### EXCERPTED DATA
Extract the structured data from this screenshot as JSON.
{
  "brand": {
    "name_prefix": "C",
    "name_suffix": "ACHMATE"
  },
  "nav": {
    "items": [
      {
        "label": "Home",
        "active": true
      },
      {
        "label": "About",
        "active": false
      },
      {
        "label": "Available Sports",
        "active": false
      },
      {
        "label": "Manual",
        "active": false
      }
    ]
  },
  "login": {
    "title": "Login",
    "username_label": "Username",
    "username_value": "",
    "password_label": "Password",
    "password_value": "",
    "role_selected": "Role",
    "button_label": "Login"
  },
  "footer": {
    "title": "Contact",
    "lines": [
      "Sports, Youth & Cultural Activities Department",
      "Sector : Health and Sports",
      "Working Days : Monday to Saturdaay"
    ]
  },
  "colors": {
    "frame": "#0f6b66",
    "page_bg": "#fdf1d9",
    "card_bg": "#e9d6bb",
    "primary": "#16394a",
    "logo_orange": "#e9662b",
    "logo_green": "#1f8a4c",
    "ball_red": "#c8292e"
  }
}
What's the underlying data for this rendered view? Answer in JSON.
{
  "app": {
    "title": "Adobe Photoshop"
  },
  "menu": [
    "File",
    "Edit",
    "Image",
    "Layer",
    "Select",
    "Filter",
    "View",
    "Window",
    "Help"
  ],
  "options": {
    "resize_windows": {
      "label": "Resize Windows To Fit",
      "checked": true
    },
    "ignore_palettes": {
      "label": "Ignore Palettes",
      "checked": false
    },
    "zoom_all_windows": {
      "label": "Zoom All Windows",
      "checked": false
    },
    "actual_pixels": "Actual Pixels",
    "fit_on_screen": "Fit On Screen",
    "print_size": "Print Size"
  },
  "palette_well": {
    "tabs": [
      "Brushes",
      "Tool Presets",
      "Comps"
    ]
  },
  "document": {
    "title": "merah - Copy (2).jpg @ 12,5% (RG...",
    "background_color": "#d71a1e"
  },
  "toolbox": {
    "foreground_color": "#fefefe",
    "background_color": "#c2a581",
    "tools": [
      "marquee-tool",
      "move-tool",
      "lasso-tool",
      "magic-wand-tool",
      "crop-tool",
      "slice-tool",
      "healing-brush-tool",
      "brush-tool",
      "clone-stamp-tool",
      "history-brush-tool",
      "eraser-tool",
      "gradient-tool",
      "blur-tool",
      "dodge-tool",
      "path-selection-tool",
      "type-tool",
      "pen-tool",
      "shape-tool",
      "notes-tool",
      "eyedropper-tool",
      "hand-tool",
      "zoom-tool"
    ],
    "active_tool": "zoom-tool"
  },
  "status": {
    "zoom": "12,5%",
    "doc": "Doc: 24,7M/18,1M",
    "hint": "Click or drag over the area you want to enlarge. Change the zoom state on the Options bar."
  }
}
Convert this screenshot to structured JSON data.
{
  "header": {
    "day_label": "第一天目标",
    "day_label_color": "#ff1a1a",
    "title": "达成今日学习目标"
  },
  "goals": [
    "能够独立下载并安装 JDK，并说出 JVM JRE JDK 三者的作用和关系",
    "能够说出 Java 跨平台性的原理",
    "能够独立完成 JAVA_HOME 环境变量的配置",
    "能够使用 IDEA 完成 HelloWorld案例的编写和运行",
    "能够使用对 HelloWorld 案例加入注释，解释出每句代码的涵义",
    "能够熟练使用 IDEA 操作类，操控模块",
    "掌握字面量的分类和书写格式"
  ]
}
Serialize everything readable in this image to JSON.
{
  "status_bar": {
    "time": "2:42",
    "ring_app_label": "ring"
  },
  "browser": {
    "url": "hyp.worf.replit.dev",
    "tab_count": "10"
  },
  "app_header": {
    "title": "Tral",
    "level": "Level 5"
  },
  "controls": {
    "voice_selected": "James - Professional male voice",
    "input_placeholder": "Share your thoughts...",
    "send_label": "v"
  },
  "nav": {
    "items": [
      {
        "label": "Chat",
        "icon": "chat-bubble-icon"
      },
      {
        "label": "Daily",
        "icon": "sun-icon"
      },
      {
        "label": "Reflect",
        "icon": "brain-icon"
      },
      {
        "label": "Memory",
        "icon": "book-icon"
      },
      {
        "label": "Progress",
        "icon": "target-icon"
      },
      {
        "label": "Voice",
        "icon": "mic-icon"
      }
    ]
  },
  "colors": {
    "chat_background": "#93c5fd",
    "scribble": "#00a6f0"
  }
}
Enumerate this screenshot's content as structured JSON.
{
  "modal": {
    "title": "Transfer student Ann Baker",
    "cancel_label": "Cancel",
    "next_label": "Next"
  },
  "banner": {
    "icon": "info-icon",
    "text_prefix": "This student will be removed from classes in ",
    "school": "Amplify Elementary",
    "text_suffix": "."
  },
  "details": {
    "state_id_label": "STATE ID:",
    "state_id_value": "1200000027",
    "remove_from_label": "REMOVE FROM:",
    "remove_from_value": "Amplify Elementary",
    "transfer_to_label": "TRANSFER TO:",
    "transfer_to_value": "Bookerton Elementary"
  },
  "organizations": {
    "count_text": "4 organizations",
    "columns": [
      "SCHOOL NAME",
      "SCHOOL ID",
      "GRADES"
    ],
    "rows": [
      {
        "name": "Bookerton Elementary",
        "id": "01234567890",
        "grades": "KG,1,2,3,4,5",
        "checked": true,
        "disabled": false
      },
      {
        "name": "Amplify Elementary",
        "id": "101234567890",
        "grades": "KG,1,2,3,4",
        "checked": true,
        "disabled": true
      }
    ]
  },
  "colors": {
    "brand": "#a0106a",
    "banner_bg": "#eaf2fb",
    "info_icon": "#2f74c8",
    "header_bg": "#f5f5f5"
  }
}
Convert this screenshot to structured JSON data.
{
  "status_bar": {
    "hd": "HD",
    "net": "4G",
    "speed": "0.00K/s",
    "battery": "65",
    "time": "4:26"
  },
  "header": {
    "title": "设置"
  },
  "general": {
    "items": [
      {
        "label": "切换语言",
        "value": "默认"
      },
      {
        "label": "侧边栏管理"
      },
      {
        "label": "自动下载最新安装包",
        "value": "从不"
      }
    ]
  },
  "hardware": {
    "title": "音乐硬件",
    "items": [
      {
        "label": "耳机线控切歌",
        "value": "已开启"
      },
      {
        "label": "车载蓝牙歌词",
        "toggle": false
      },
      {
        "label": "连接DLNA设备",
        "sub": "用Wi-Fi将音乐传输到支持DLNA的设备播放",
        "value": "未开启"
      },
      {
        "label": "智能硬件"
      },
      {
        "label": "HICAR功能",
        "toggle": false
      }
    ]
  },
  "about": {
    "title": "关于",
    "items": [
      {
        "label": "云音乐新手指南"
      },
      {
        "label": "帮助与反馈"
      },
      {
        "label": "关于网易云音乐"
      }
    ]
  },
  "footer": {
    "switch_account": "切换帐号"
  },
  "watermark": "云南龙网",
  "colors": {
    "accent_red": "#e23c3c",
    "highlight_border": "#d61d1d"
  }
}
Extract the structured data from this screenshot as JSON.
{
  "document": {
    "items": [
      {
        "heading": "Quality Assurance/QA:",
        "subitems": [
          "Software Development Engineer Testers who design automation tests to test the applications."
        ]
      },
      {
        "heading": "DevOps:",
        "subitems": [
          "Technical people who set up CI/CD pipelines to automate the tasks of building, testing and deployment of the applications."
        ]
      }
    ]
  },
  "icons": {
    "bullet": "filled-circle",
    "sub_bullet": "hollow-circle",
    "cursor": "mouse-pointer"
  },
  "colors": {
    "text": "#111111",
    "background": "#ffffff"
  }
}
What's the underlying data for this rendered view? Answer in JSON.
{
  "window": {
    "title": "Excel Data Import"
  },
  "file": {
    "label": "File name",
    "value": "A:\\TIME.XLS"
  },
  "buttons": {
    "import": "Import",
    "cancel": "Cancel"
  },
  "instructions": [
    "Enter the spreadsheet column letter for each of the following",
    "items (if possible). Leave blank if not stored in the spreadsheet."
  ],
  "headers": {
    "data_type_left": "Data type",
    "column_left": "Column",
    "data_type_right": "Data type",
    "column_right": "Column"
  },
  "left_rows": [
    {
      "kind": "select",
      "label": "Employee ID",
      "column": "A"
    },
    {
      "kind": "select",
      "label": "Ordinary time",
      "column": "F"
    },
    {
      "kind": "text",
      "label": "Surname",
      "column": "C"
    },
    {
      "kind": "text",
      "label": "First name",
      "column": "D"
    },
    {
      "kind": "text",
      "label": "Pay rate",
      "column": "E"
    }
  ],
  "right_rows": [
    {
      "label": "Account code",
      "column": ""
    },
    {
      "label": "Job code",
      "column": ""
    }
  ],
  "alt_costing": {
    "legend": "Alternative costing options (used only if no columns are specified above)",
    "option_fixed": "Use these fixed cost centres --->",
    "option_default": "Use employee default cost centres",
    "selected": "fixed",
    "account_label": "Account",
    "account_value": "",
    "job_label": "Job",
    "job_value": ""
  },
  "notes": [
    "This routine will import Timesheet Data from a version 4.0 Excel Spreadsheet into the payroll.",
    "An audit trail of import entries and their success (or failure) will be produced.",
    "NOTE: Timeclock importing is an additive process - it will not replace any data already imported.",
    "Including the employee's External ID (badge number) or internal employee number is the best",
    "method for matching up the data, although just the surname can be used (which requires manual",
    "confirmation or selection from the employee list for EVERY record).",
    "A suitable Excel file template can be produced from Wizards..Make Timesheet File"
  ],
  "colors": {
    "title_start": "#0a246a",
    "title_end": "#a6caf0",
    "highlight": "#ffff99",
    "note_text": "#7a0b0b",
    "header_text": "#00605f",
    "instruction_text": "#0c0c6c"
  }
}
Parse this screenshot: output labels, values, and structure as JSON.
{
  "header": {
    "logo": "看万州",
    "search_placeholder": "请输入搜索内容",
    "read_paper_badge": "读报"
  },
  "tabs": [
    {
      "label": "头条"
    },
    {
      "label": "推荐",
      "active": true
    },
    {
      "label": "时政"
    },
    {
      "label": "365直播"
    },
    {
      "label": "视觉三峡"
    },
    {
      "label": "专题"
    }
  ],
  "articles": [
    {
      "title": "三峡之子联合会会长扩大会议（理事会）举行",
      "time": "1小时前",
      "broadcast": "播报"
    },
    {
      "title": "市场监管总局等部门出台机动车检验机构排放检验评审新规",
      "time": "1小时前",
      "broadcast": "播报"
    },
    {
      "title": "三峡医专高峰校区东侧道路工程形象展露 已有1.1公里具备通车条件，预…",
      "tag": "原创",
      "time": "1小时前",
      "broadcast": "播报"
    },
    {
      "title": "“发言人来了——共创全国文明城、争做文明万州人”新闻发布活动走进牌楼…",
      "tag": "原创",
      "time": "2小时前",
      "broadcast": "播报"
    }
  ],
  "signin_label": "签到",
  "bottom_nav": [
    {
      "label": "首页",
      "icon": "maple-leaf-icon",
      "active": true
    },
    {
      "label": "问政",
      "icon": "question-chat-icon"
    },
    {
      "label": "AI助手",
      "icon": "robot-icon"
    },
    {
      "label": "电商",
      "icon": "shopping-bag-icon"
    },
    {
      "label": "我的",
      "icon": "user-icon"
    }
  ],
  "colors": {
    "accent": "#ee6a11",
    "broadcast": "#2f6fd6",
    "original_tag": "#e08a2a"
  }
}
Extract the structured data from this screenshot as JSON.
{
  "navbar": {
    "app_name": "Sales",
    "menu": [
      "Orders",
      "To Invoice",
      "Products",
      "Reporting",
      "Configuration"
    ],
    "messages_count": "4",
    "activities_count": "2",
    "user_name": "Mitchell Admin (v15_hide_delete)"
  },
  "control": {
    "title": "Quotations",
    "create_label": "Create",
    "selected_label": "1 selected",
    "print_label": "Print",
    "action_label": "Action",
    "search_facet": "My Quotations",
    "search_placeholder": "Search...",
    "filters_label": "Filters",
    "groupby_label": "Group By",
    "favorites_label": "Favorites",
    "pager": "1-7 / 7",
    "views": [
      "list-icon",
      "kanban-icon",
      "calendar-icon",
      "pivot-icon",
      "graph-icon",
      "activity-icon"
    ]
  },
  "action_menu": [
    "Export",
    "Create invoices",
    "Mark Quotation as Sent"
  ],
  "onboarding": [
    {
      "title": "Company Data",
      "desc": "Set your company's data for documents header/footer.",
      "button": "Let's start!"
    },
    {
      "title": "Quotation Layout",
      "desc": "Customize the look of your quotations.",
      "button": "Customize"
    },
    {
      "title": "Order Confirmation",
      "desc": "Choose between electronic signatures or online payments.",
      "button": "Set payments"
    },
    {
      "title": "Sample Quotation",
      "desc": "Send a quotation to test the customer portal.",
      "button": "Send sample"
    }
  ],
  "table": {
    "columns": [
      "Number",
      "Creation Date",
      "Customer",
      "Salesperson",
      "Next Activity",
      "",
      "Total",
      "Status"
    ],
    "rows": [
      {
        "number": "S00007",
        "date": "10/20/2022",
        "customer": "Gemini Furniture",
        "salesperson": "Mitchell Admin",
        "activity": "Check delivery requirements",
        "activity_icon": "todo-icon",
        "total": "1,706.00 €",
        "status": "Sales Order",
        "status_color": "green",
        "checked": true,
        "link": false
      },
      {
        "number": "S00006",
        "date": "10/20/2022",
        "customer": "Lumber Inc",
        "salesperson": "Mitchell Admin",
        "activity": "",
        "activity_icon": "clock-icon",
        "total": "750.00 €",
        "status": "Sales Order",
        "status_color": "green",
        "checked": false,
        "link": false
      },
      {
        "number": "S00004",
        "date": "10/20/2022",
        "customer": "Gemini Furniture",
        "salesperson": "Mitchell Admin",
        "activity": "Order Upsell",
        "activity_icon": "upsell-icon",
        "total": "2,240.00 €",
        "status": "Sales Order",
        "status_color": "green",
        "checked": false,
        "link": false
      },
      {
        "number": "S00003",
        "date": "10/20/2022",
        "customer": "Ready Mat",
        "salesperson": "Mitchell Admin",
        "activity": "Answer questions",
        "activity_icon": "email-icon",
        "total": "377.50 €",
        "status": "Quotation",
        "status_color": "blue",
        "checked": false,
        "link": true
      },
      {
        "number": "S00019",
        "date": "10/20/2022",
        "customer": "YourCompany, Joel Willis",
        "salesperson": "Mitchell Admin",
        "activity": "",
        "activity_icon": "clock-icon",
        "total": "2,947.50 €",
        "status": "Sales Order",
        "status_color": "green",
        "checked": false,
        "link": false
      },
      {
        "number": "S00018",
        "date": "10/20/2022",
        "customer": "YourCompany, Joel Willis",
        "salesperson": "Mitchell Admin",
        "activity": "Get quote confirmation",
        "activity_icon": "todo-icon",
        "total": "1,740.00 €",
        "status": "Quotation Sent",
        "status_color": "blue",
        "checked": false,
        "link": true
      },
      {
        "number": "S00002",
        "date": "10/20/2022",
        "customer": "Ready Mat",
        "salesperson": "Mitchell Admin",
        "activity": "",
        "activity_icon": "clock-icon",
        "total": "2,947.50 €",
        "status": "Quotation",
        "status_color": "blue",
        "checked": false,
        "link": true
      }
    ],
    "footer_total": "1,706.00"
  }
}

### STATED TASK
Report how many lines in the data include the word "circle", and give nothing but the count.

### EXERCISE OUTPUT
2